=== Your objective ===
Copy out each line in the material below that has the word "Memories".

>> Begin

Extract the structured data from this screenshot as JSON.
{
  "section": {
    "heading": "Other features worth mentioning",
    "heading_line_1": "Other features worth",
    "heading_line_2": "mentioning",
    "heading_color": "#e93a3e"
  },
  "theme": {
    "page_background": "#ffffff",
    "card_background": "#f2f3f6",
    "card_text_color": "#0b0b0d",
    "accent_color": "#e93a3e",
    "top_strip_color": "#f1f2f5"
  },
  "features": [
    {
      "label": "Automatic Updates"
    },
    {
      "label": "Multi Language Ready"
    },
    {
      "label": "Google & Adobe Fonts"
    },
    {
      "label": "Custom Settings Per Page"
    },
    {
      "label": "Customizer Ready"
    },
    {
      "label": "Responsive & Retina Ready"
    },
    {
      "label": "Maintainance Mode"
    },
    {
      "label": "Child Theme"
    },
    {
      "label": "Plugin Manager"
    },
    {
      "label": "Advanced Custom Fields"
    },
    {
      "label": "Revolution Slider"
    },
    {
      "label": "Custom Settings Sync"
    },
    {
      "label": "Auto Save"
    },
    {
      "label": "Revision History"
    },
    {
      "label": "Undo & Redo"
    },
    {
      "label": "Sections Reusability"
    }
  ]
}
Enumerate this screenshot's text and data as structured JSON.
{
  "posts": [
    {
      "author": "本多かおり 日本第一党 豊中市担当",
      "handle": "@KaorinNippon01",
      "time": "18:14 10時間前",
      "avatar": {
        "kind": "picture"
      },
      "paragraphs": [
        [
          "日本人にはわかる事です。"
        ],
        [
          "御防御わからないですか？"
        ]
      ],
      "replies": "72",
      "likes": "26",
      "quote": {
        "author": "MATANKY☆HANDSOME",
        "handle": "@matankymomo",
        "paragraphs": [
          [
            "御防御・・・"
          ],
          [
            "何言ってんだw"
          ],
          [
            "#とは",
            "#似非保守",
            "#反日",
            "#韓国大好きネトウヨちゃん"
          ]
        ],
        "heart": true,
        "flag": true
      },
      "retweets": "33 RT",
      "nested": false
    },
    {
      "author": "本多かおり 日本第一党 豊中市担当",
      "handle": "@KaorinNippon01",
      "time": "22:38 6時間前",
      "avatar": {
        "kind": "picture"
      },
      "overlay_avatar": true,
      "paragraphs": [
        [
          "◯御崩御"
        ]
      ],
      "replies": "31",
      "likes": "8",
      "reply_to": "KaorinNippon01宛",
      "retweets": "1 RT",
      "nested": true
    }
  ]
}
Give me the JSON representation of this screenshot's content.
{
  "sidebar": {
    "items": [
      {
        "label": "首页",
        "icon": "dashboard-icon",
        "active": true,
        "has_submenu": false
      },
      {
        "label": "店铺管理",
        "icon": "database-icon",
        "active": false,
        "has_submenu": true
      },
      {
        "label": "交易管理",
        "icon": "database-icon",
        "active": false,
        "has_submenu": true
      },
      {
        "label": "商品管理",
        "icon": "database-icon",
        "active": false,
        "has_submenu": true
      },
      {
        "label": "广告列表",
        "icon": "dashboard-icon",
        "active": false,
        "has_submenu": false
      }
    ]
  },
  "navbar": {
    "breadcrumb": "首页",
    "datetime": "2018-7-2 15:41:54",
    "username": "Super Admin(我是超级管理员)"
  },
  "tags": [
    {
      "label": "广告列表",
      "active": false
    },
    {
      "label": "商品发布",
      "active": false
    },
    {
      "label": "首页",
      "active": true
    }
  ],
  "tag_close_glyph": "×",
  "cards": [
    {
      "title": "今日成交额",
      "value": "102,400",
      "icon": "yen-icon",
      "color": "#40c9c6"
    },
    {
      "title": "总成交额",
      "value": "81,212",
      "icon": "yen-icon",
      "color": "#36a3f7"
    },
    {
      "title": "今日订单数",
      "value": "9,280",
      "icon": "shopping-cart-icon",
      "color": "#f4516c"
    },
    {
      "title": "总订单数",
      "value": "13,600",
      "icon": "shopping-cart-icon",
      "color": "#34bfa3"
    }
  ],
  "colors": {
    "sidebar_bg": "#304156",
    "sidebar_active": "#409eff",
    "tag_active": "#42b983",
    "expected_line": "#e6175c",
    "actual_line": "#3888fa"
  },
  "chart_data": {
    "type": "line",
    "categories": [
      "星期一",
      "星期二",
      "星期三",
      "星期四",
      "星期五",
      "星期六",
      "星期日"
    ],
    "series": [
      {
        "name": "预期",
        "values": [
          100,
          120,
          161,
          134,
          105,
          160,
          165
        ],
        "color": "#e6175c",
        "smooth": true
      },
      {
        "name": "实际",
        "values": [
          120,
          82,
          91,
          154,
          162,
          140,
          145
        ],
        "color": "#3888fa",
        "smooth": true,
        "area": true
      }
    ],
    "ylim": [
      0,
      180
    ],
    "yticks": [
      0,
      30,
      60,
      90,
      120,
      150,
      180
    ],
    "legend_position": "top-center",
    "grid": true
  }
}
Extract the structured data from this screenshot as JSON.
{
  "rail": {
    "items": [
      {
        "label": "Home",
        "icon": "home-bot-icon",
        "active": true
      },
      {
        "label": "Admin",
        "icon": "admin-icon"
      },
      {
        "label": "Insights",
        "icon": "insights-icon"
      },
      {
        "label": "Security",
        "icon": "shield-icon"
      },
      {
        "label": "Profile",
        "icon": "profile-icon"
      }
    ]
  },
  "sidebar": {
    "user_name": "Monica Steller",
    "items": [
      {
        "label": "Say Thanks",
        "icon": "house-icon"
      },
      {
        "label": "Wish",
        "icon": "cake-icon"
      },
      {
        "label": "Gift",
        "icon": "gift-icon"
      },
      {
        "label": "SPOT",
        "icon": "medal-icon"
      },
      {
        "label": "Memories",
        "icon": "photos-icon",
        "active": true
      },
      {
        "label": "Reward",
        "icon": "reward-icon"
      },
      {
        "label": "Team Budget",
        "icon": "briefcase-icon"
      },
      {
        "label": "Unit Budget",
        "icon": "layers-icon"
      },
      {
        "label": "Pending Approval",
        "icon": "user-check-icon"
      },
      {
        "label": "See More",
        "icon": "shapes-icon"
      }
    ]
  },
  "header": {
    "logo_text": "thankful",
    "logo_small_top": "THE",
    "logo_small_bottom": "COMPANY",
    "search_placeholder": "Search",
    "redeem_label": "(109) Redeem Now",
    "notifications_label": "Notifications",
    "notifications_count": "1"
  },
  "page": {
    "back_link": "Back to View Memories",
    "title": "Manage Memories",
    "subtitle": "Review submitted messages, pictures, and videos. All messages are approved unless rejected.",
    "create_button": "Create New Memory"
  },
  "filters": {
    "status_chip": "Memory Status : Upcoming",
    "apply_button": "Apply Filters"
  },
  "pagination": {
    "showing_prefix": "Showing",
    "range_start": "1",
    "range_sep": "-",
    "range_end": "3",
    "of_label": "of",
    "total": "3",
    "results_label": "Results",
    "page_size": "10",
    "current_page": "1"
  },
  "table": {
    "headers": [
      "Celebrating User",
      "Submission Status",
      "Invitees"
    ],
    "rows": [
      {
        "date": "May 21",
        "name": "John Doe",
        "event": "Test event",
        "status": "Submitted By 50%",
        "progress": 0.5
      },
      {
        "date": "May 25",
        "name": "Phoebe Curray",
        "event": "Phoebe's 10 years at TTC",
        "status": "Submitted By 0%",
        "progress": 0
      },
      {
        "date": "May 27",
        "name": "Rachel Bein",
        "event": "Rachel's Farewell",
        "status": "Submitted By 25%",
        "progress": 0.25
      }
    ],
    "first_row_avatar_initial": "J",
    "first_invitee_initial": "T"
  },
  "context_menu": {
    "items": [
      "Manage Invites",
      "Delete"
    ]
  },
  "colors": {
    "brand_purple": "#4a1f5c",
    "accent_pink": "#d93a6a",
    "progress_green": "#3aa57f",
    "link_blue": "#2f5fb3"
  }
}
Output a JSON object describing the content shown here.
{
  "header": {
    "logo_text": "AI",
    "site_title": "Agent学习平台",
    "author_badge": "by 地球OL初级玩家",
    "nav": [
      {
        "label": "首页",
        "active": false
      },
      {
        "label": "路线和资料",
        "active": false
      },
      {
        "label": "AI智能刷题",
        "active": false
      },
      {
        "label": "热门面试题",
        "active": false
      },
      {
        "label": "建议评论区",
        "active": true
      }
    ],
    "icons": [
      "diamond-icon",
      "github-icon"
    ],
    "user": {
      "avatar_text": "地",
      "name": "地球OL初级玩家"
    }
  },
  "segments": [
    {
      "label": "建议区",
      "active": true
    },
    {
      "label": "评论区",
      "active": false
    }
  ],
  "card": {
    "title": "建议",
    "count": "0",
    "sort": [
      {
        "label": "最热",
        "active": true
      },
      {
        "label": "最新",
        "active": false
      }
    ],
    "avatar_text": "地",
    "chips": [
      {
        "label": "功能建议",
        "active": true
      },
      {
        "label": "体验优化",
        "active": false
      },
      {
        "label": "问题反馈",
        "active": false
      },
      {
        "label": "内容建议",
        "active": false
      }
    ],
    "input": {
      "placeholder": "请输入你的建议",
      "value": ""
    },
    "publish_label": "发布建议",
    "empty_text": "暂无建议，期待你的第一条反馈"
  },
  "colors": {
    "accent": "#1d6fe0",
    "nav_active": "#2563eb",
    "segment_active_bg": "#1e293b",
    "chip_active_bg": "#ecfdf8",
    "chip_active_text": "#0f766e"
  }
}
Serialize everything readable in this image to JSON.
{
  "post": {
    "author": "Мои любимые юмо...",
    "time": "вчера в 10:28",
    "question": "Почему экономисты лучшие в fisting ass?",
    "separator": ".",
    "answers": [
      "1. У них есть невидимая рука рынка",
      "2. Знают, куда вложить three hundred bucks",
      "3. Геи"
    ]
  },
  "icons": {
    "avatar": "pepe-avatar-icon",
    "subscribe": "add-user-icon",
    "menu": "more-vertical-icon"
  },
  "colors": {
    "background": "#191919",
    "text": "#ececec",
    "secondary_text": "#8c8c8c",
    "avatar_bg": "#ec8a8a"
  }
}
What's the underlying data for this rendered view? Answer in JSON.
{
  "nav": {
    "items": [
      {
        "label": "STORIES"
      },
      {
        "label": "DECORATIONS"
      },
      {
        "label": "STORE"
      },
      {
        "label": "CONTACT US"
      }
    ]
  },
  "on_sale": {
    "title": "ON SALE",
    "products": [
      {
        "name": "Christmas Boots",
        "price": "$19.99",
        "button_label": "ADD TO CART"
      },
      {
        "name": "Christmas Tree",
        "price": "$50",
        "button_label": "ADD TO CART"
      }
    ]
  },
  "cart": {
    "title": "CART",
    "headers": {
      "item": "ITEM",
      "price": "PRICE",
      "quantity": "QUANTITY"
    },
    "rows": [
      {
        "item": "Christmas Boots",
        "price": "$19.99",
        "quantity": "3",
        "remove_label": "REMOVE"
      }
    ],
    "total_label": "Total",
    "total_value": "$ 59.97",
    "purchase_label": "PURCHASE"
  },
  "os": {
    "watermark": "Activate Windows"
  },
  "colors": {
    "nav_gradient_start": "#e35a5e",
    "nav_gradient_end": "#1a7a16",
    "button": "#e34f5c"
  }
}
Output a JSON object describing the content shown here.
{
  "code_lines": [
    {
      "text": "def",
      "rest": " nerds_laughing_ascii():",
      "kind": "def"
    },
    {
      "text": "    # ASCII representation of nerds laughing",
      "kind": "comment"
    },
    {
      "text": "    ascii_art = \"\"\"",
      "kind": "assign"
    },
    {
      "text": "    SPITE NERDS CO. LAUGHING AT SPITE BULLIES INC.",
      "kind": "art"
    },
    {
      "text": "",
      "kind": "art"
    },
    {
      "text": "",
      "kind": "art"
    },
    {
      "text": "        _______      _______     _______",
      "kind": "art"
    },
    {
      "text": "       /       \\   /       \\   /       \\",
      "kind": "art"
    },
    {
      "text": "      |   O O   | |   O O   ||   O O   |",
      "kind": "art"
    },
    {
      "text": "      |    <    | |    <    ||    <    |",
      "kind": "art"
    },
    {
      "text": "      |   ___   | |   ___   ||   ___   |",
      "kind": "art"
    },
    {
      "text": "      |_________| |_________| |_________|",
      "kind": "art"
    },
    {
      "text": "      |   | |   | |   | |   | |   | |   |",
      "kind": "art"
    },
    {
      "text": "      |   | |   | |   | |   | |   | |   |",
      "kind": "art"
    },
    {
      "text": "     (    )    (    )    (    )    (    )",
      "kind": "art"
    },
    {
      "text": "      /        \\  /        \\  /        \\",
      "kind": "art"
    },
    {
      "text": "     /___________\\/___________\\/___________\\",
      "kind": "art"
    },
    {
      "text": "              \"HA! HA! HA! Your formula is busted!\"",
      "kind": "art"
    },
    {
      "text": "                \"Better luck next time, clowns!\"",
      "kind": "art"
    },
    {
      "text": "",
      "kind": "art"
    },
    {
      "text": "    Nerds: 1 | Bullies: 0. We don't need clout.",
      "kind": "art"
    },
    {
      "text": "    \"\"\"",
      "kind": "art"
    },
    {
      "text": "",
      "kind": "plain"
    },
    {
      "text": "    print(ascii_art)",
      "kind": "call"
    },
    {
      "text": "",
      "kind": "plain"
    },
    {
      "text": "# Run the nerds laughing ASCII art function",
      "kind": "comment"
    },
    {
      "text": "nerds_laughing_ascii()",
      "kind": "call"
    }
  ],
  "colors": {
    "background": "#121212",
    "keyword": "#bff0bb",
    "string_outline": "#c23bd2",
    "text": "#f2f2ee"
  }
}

>> End

=== Response ===
        "label": "Memories",
    "back_link": "Back to View Memories",
    "title": "Manage Memories",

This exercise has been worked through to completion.